> [Task requirements]
Every record below is to be retyped exactly.

> [Dataset rows]
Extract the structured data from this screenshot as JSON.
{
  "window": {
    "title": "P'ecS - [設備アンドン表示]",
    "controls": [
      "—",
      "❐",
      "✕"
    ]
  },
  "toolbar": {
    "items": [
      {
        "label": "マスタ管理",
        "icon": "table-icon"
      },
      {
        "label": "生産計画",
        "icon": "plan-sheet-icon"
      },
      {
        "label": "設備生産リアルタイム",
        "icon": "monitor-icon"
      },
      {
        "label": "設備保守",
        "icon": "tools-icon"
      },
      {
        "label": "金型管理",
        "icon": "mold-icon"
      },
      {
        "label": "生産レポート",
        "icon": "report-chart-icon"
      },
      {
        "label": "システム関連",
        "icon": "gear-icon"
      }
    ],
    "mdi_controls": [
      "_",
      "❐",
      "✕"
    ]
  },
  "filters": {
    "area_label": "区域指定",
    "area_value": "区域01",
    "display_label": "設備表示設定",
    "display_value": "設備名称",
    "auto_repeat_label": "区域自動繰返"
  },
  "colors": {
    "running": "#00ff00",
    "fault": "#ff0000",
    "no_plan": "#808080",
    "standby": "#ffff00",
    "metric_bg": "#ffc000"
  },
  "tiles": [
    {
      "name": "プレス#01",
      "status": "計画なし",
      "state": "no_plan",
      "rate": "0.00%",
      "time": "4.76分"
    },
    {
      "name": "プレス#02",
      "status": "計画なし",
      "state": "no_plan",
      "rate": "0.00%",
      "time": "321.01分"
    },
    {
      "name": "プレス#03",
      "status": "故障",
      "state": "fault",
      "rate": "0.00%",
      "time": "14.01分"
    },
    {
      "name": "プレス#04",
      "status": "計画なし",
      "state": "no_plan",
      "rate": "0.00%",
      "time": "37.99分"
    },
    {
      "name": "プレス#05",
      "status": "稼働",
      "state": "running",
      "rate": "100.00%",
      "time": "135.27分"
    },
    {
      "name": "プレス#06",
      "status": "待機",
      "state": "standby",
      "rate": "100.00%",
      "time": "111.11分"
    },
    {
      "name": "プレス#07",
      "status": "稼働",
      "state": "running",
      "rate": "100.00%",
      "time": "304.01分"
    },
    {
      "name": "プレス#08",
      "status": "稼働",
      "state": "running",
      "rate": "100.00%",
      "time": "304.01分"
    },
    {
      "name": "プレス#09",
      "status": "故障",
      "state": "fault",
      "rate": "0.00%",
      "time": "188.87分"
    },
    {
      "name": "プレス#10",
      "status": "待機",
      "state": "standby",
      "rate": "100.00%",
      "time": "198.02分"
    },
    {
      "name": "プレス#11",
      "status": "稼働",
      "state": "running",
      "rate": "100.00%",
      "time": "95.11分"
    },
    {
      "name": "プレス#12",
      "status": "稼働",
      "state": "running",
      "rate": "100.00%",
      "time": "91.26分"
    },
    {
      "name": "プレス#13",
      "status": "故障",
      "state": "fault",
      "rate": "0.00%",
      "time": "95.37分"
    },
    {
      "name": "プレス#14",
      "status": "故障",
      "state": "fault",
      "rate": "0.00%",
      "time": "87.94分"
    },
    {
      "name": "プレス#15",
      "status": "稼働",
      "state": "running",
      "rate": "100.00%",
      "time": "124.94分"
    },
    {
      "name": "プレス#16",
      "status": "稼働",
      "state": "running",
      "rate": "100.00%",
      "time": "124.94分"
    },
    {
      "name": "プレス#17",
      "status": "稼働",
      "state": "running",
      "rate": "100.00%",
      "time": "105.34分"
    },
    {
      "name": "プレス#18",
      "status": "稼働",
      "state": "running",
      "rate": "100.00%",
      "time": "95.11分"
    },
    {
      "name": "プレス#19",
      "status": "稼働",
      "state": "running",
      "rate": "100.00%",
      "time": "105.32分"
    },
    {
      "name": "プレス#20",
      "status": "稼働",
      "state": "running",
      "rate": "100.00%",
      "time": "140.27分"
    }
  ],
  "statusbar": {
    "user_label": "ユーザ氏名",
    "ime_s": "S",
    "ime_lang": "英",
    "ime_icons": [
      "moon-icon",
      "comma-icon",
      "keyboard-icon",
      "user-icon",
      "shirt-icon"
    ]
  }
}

> [Solution for this task]
Extract the structured data from this screenshot as JSON.
{
  "window": {
    "title": "P'ecS - [設備アンドン表示]",
    "controls": [
      "—",
      "❐",
      "✕"
    ]
  },
  "toolbar": {
    "items": [
      {
        "label": "マスタ管理",
        "icon": "table-icon"
      },
      {
        "label": "生産計画",
        "icon": "plan-sheet-icon"
      },
      {
        "label": "設備生産リアルタイム",
        "icon": "monitor-icon"
      },
      {
        "label": "設備保守",
        "icon": "tools-icon"
      },
      {
        "label": "金型管理",
        "icon": "mold-icon"
      },
      {
        "label": "生産レポート",
        "icon": "report-chart-icon"
      },
      {
        "label": "システム関連",
        "icon": "gear-icon"
      }
    ],
    "mdi_controls": [
      "_",
      "❐",
      "✕"
    ]
  },
  "filters": {
    "area_label": "区域指定",
    "area_value": "区域01",
    "display_label": "設備表示設定",
    "display_value": "設備名称",
    "auto_repeat_label": "区域自動繰返"
  },
  "colors": {
    "running": "#00ff00",
    "fault": "#ff0000",
    "no_plan": "#808080",
    "standby": "#ffff00",
    "metric_bg": "#ffc000"
  },
  "tiles": [
    {
      "name": "プレス#01",
      "status": "計画なし",
      "state": "no_plan",
      "rate": "0.00%",
      "time": "4.76分"
    },
    {
      "name": "プレス#02",
      "status": "計画なし",
      "state": "no_plan",
      "rate": "0.00%",
      "time": "321.01分"
    },
    {
      "name": "プレス#03",
      "status": "故障",
      "state": "fault",
      "rate": "0.00%",
      "time": "14.01分"
    },
    {
      "name": "プレス#04",
      "status": "計画なし",
      "state": "no_plan",
      "rate": "0.00%",
      "time": "37.99分"
    },
    {
      "name": "プレス#05",
      "status": "稼働",
      "state": "running",
      "rate": "100.00%",
      "time": "135.27分"
    },
    {
      "name": "プレス#06",
      "status": "待機",
      "state": "standby",
      "rate": "100.00%",
      "time": "111.11分"
    },
    {
      "name": "プレス#07",
      "status": "稼働",
      "state": "running",
      "rate": "100.00%",
      "time": "304.01分"
    },
    {
      "name": "プレス#08",
      "status": "稼働",
      "state": "running",
      "rate": "100.00%",
      "time": "304.01分"
    },
    {
      "name": "プレス#09",
      "status": "故障",
      "state": "fault",
      "rate": "0.00%",
      "time": "188.87分"
    },
    {
      "name": "プレス#10",
      "status": "待機",
      "state": "standby",
      "rate": "100.00%",
      "time": "198.02分"
    },
    {
      "name": "プレス#11",
      "status": "稼働",
      "state": "running",
      "rate": "100.00%",
      "time": "95.11分"
    },
    {
      "name": "プレス#12",
      "status": "稼働",
      "state": "running",
      "rate": "100.00%",
      "time": "91.26分"
    },
    {
      "name": "プレス#13",
      "status": "故障",
      "state": "fault",
      "rate": "0.00%",
      "time": "95.37分"
    },
    {
      "name": "プレス#14",
      "status": "故障",
      "state": "fault",
      "rate": "0.00%",
      "time": "87.94分"
    },
    {
      "name": "プレス#15",
      "status": "稼働",
      "state": "running",
      "rate": "100.00%",
      "time": "124.94分"
    },
    {
      "name": "プレス#16",
      "status": "稼働",
      "state": "running",
      "rate": "100.00%",
      "time": "124.94分"
    },
    {
      "name": "プレス#17",
      "status": "稼働",
      "state": "running",
      "rate": "100.00%",
      "time": "105.34分"
    },
    {
      "name": "プレス#18",
      "status": "稼働",
      "state": "running",
      "rate": "100.00%",
      "time": "95.11分"
    },
    {
      "name": "プレス#19",
      "status": "稼働",
      "state": "running",
      "rate": "100.00%",
      "time": "105.32分"
    },
    {
      "name": "プレス#20",
      "status": "稼働",
      "state": "running",
      "rate": "100.00%",
      "time": "140.27分"
    }
  ],
  "statusbar": {
    "user_label": "ユーザ氏名",
    "ime_s": "S",
    "ime_lang": "英",
    "ime_icons": [
      "moon-icon",
      "comma-icon",
      "keyboard-icon",
      "user-icon",
      "shirt-icon"
    ]
  }
}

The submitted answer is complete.